WRITTEN EXERCISE
Copy out the records precisely, omitting pictures.

>> start

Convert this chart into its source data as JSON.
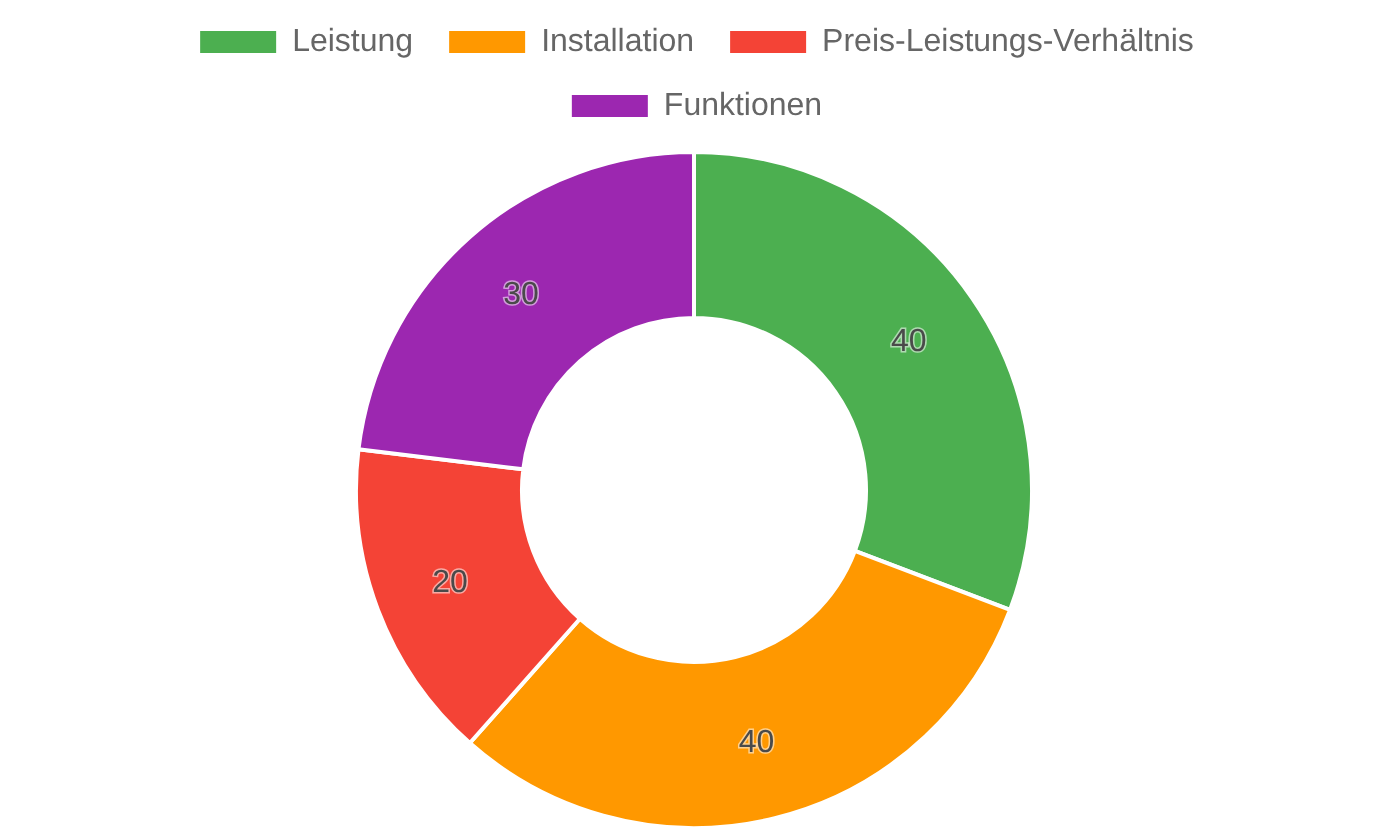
{
  "chart_data": {
    "type": "donut",
    "categories": [
      "Leistung",
      "Installation",
      "Preis-Leistungs-Verhältnis",
      "Funktionen"
    ],
    "values": [
      40,
      40,
      20,
      30
    ],
    "colors": [
      "#4caf50",
      "#ff9800",
      "#f44336",
      "#9c27b0"
    ],
    "data_labels": true,
    "legend": "top"
  }
}
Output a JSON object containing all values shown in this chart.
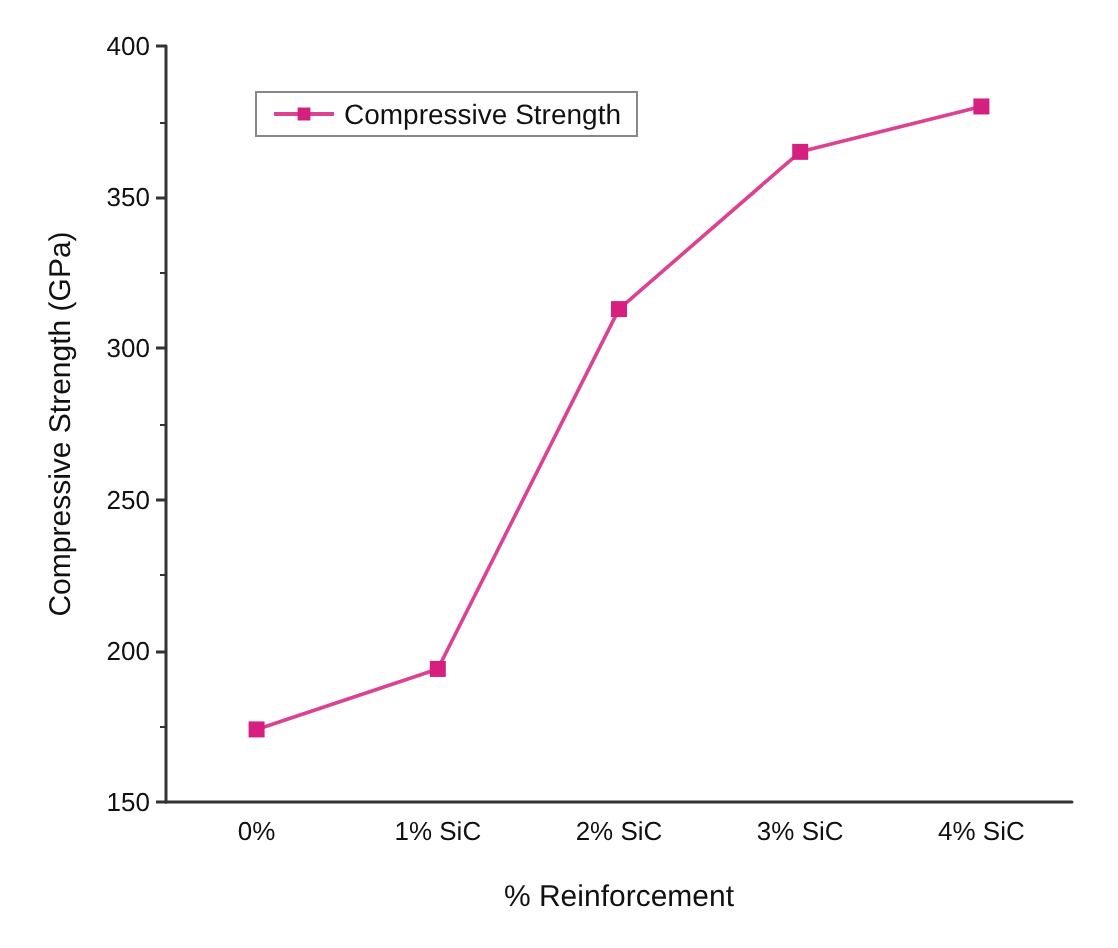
{
  "chart_data": {
    "type": "line",
    "xlabel": "% Reinforcement",
    "ylabel": "Compressive Strength (GPa)",
    "categories": [
      "0%",
      "1% SiC",
      "2% SiC",
      "3% SiC",
      "4% SiC"
    ],
    "series": [
      {
        "name": "Compressive Strength",
        "color": "#d6207f",
        "values": [
          174,
          194,
          313,
          365,
          380
        ]
      }
    ],
    "ylim": [
      150,
      400
    ],
    "yticks": [
      150,
      200,
      250,
      300,
      350,
      400
    ],
    "marker": "square",
    "line_style": "solid",
    "legend": "top left",
    "grid": false
  }
}
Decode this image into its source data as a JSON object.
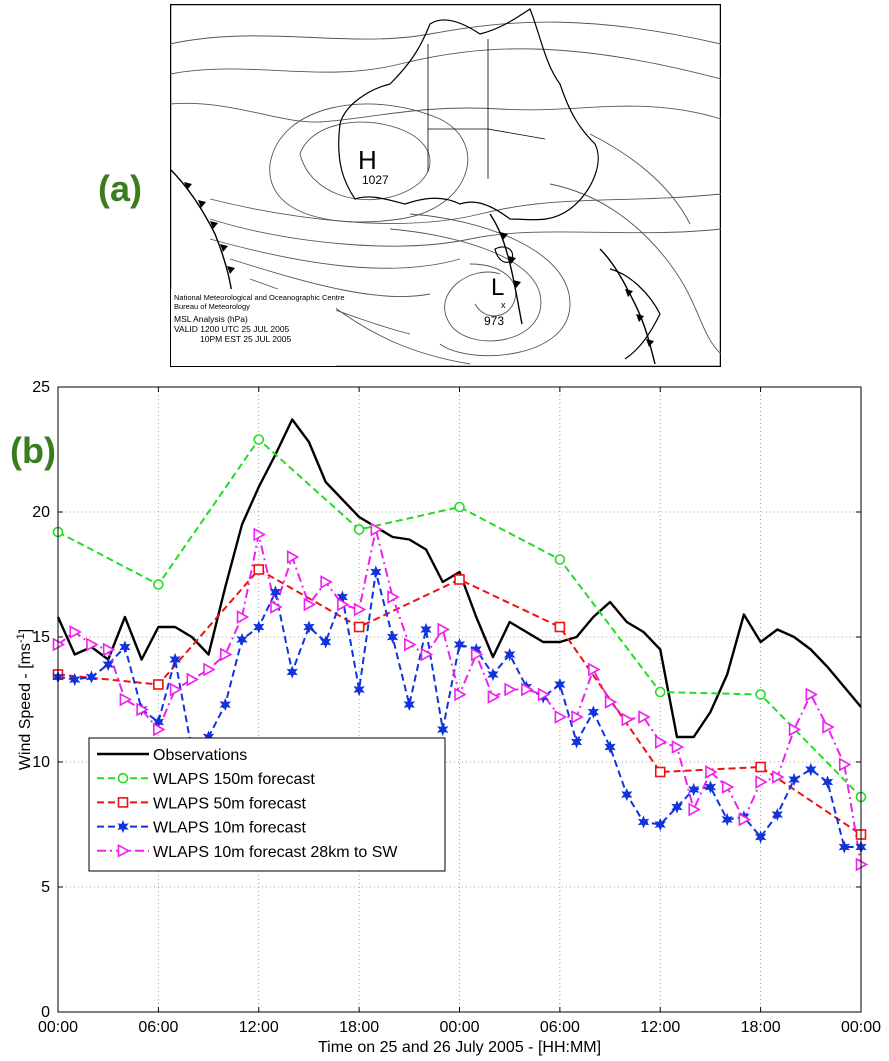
{
  "panel_labels": {
    "a": "(a)",
    "b": "(b)"
  },
  "map": {
    "high_label": "H",
    "high_value": "1027",
    "low_label": "L",
    "low_value": "973",
    "caption": [
      "National Meteorological and Oceanographic Centre",
      "Bureau of Meteorology",
      "MSL Analysis (hPa)",
      "VALID 1200 UTC 25 JUL 2005",
      "10PM EST 25 JUL 2005"
    ]
  },
  "chart_data": {
    "type": "line",
    "xlabel": "Time on 25 and 26 July 2005 - [HH:MM]",
    "ylabel": "Wind Speed - [ms",
    "ylabel_sup": "-1",
    "ylabel_end": "]",
    "x_ticks": [
      "00:00",
      "06:00",
      "12:00",
      "18:00",
      "00:00",
      "06:00",
      "12:00",
      "18:00",
      "00:00"
    ],
    "x_range_hours": [
      0,
      48
    ],
    "y_ticks": [
      0,
      5,
      10,
      15,
      20,
      25
    ],
    "ylim": [
      0,
      25
    ],
    "grid": true,
    "legend_position": "bottom-left",
    "series": [
      {
        "name": "Observations",
        "color": "#000000",
        "style": "solid",
        "marker": "none",
        "x": [
          0,
          1,
          2,
          3,
          4,
          5,
          6,
          7,
          8,
          9,
          10,
          11,
          12,
          13,
          14,
          15,
          16,
          17,
          18,
          19,
          20,
          21,
          22,
          23,
          24,
          25,
          26,
          27,
          28,
          29,
          30,
          31,
          32,
          33,
          34,
          35,
          36,
          37,
          38,
          39,
          40,
          41,
          42,
          43,
          44,
          45,
          46,
          47,
          48
        ],
        "y": [
          15.8,
          14.3,
          14.6,
          14.1,
          15.8,
          14.1,
          15.4,
          15.4,
          15.0,
          14.3,
          17.0,
          19.5,
          21.0,
          22.3,
          23.7,
          22.8,
          21.2,
          20.5,
          19.8,
          19.4,
          19.0,
          18.9,
          18.5,
          17.2,
          17.6,
          15.8,
          14.2,
          15.6,
          15.2,
          14.8,
          14.8,
          15.0,
          15.8,
          16.4,
          15.6,
          15.2,
          14.5,
          11.0,
          11.0,
          12.0,
          13.5,
          15.9,
          14.8,
          15.3,
          15.0,
          14.5,
          13.8,
          13.0,
          12.2
        ]
      },
      {
        "name": "WLAPS 150m forecast",
        "color": "#22dd22",
        "style": "dashed",
        "marker": "circle",
        "x": [
          0,
          6,
          12,
          18,
          24,
          30,
          36,
          42,
          48
        ],
        "y": [
          19.2,
          17.1,
          22.9,
          19.3,
          20.2,
          18.1,
          12.8,
          12.7,
          8.6
        ]
      },
      {
        "name": "WLAPS 50m forecast",
        "color": "#ee1111",
        "style": "dashed",
        "marker": "square",
        "x": [
          0,
          6,
          12,
          18,
          24,
          30,
          36,
          42,
          48
        ],
        "y": [
          13.5,
          13.1,
          17.7,
          15.4,
          17.3,
          15.4,
          9.6,
          9.8,
          7.1
        ]
      },
      {
        "name": "WLAPS 10m forecast",
        "color": "#1133dd",
        "style": "dashed",
        "marker": "star",
        "x": [
          0,
          1,
          2,
          3,
          4,
          5,
          6,
          7,
          8,
          9,
          10,
          11,
          12,
          13,
          14,
          15,
          16,
          17,
          18,
          19,
          20,
          21,
          22,
          23,
          24,
          25,
          26,
          27,
          28,
          29,
          30,
          31,
          32,
          33,
          34,
          35,
          36,
          37,
          38,
          39,
          40,
          41,
          42,
          43,
          44,
          45,
          46,
          47,
          48
        ],
        "y": [
          13.4,
          13.3,
          13.4,
          13.9,
          14.6,
          12.1,
          11.6,
          14.1,
          10.5,
          11.0,
          12.3,
          14.9,
          15.4,
          16.8,
          13.6,
          15.4,
          14.8,
          16.6,
          12.9,
          17.6,
          15.0,
          12.3,
          15.3,
          11.3,
          14.7,
          14.5,
          13.5,
          14.3,
          13.0,
          12.6,
          13.1,
          10.8,
          12.0,
          10.6,
          8.7,
          7.6,
          7.5,
          8.2,
          8.9,
          9.0,
          7.7,
          7.8,
          7.0,
          7.9,
          9.3,
          9.7,
          9.2,
          6.6,
          6.6
        ]
      },
      {
        "name": "WLAPS 10m forecast 28km to SW",
        "color": "#ee22ee",
        "style": "dashdot",
        "marker": "triangle-right",
        "x": [
          0,
          1,
          2,
          3,
          4,
          5,
          6,
          7,
          8,
          9,
          10,
          11,
          12,
          13,
          14,
          15,
          16,
          17,
          18,
          19,
          20,
          21,
          22,
          23,
          24,
          25,
          26,
          27,
          28,
          29,
          30,
          31,
          32,
          33,
          34,
          35,
          36,
          37,
          38,
          39,
          40,
          41,
          42,
          43,
          44,
          45,
          46,
          47,
          48
        ],
        "y": [
          14.7,
          15.2,
          14.7,
          14.5,
          12.5,
          12.1,
          11.3,
          12.9,
          13.3,
          13.7,
          14.3,
          15.8,
          19.1,
          16.2,
          18.2,
          16.3,
          17.2,
          16.3,
          16.1,
          19.3,
          16.6,
          14.7,
          14.3,
          15.3,
          12.7,
          14.3,
          12.6,
          12.9,
          12.9,
          12.7,
          11.8,
          11.8,
          13.7,
          12.4,
          11.7,
          11.8,
          10.8,
          10.6,
          8.1,
          9.6,
          9.0,
          7.7,
          9.2,
          9.4,
          11.3,
          12.7,
          11.4,
          9.9,
          5.9
        ]
      }
    ]
  }
}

>> end

WRITTEN ANSWER
Convert this chart into its source data as JSON.
{
  "chart_data": {
    "type": "donut",
    "categories": [
      "Leistung",
      "Installation",
      "Preis-Leistungs-Verhältnis",
      "Funktionen"
    ],
    "values": [
      40,
      40,
      20,
      30
    ],
    "colors": [
      "#4caf50",
      "#ff9800",
      "#f44336",
      "#9c27b0"
    ],
    "data_labels": true,
    "legend": "top"
  }
}
Output a JSON object containing all values shown in this chart.
{
  "chart_data": {
    "type": "line",
    "xlabel": "% Reinforcement",
    "ylabel": "Compressive Strength (GPa)",
    "categories": [
      "0%",
      "1% SiC",
      "2% SiC",
      "3% SiC",
      "4% SiC"
    ],
    "series": [
      {
        "name": "Compressive Strength",
        "color": "#d6207f",
        "values": [
          174,
          194,
          313,
          365,
          380
        ]
      }
    ],
    "ylim": [
      150,
      400
    ],
    "yticks": [
      150,
      200,
      250,
      300,
      350,
      400
    ],
    "marker": "square",
    "line_style": "solid",
    "legend": "top left",
    "grid": false
  }
}
Decode this image into its source data as a JSON object.
{
  "panel_labels": {
    "a": "(a)",
    "b": "(b)"
  },
  "map": {
    "high_label": "H",
    "high_value": "1027",
    "low_label": "L",
    "low_value": "973",
    "caption": [
      "National Meteorological and Oceanographic Centre",
      "Bureau of Meteorology",
      "MSL Analysis (hPa)",
      "VALID 1200 UTC 25 JUL 2005",
      "10PM EST 25 JUL 2005"
    ]
  },
  "chart_data": {
    "type": "line",
    "xlabel": "Time on 25 and 26 July 2005 - [HH:MM]",
    "ylabel": "Wind Speed - [ms",
    "ylabel_sup": "-1",
    "ylabel_end": "]",
    "x_ticks": [
      "00:00",
      "06:00",
      "12:00",
      "18:00",
      "00:00",
      "06:00",
      "12:00",
      "18:00",
      "00:00"
    ],
    "x_range_hours": [
      0,
      48
    ],
    "y_ticks": [
      0,
      5,
      10,
      15,
      20,
      25
    ],
    "ylim": [
      0,
      25
    ],
    "grid": true,
    "legend_position": "bottom-left",
    "series": [
      {
        "name": "Observations",
        "color": "#000000",
        "style": "solid",
        "marker": "none",
        "x": [
          0,
          1,
          2,
          3,
          4,
          5,
          6,
          7,
          8,
          9,
          10,
          11,
          12,
          13,
          14,
          15,
          16,
          17,
          18,
          19,
          20,
          21,
          22,
          23,
          24,
          25,
          26,
          27,
          28,
          29,
          30,
          31,
          32,
          33,
          34,
          35,
          36,
          37,
          38,
          39,
          40,
          41,
          42,
          43,
          44,
          45,
          46,
          47,
          48
        ],
        "y": [
          15.8,
          14.3,
          14.6,
          14.1,
          15.8,
          14.1,
          15.4,
          15.4,
          15.0,
          14.3,
          17.0,
          19.5,
          21.0,
          22.3,
          23.7,
          22.8,
          21.2,
          20.5,
          19.8,
          19.4,
          19.0,
          18.9,
          18.5,
          17.2,
          17.6,
          15.8,
          14.2,
          15.6,
          15.2,
          14.8,
          14.8,
          15.0,
          15.8,
          16.4,
          15.6,
          15.2,
          14.5,
          11.0,
          11.0,
          12.0,
          13.5,
          15.9,
          14.8,
          15.3,
          15.0,
          14.5,
          13.8,
          13.0,
          12.2
        ]
      },
      {
        "name": "WLAPS 150m forecast",
        "color": "#22dd22",
        "style": "dashed",
        "marker": "circle",
        "x": [
          0,
          6,
          12,
          18,
          24,
          30,
          36,
          42,
          48
        ],
        "y": [
          19.2,
          17.1,
          22.9,
          19.3,
          20.2,
          18.1,
          12.8,
          12.7,
          8.6
        ]
      },
      {
        "name": "WLAPS 50m forecast",
        "color": "#ee1111",
        "style": "dashed",
        "marker": "square",
        "x": [
          0,
          6,
          12,
          18,
          24,
          30,
          36,
          42,
          48
        ],
        "y": [
          13.5,
          13.1,
          17.7,
          15.4,
          17.3,
          15.4,
          9.6,
          9.8,
          7.1
        ]
      },
      {
        "name": "WLAPS 10m forecast",
        "color": "#1133dd",
        "style": "dashed",
        "marker": "star",
        "x": [
          0,
          1,
          2,
          3,
          4,
          5,
          6,
          7,
          8,
          9,
          10,
          11,
          12,
          13,
          14,
          15,
          16,
          17,
          18,
          19,
          20,
          21,
          22,
          23,
          24,
          25,
          26,
          27,
          28,
          29,
          30,
          31,
          32,
          33,
          34,
          35,
          36,
          37,
          38,
          39,
          40,
          41,
          42,
          43,
          44,
          45,
          46,
          47,
          48
        ],
        "y": [
          13.4,
          13.3,
          13.4,
          13.9,
          14.6,
          12.1,
          11.6,
          14.1,
          10.5,
          11.0,
          12.3,
          14.9,
          15.4,
          16.8,
          13.6,
          15.4,
          14.8,
          16.6,
          12.9,
          17.6,
          15.0,
          12.3,
          15.3,
          11.3,
          14.7,
          14.5,
          13.5,
          14.3,
          13.0,
          12.6,
          13.1,
          10.8,
          12.0,
          10.6,
          8.7,
          7.6,
          7.5,
          8.2,
          8.9,
          9.0,
          7.7,
          7.8,
          7.0,
          7.9,
          9.3,
          9.7,
          9.2,
          6.6,
          6.6
        ]
      },
      {
        "name": "WLAPS 10m forecast 28km to SW",
        "color": "#ee22ee",
        "style": "dashdot",
        "marker": "triangle-right",
        "x": [
          0,
          1,
          2,
          3,
          4,
          5,
          6,
          7,
          8,
          9,
          10,
          11,
          12,
          13,
          14,
          15,
          16,
          17,
          18,
          19,
          20,
          21,
          22,
          23,
          24,
          25,
          26,
          27,
          28,
          29,
          30,
          31,
          32,
          33,
          34,
          35,
          36,
          37,
          38,
          39,
          40,
          41,
          42,
          43,
          44,
          45,
          46,
          47,
          48
        ],
        "y": [
          14.7,
          15.2,
          14.7,
          14.5,
          12.5,
          12.1,
          11.3,
          12.9,
          13.3,
          13.7,
          14.3,
          15.8,
          19.1,
          16.2,
          18.2,
          16.3,
          17.2,
          16.3,
          16.1,
          19.3,
          16.6,
          14.7,
          14.3,
          15.3,
          12.7,
          14.3,
          12.6,
          12.9,
          12.9,
          12.7,
          11.8,
          11.8,
          13.7,
          12.4,
          11.7,
          11.8,
          10.8,
          10.6,
          8.1,
          9.6,
          9.0,
          7.7,
          9.2,
          9.4,
          11.3,
          12.7,
          11.4,
          9.9,
          5.9
        ]
      }
    ]
  }
}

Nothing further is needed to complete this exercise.